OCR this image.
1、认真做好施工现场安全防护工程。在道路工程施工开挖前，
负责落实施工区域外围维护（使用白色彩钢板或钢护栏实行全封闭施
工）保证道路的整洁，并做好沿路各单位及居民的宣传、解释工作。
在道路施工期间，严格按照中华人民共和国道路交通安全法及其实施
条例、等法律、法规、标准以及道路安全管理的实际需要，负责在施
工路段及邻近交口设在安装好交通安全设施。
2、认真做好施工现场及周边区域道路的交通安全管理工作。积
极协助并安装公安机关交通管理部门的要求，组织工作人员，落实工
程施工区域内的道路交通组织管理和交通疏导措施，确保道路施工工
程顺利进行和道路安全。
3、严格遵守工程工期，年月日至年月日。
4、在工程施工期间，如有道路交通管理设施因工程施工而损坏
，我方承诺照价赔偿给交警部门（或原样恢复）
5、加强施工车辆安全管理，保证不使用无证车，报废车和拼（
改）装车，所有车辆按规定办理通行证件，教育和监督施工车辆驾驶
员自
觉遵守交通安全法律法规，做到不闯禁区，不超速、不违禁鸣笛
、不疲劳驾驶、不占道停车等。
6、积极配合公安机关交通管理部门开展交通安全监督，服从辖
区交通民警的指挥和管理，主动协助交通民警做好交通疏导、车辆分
########################################
◆ The problem ◆
Write out the whole listing again. Match it word for word.

◆ Finished task ◆
OCR this image.
1、认真做好施工现场安全防护工程。在道路工程施工开挖前，
负责落实施工区域外围维护（使用白色彩钢板或钢护栏实行全封闭施
工）保证道路的整洁，并做好沿路各单位及居民的宣传、解释工作。
在道路施工期间，严格按照中华人民共和国道路交通安全法及其实施
条例、等法律、法规、标准以及道路安全管理的实际需要，负责在施
工路段及邻近交口设在安装好交通安全设施。
2、认真做好施工现场及周边区域道路的交通安全管理工作。积
极协助并安装公安机关交通管理部门的要求，组织工作人员，落实工
程施工区域内的道路交通组织管理和交通疏导措施，确保道路施工工
程顺利进行和道路安全。
3、严格遵守工程工期，年月日至年月日。
4、在工程施工期间，如有道路交通管理设施因工程施工而损坏
，我方承诺照价赔偿给交警部门（或原样恢复）
5、加强施工车辆安全管理，保证不使用无证车，报废车和拼（
改）装车，所有车辆按规定办理通行证件，教育和监督施工车辆驾驶
员自
觉遵守交通安全法律法规，做到不闯禁区，不超速、不违禁鸣笛
、不疲劳驾驶、不占道停车等。
6、积极配合公安机关交通管理部门开展交通安全监督，服从辖
区交通民警的指挥和管理，主动协助交通民警做好交通疏导、车辆分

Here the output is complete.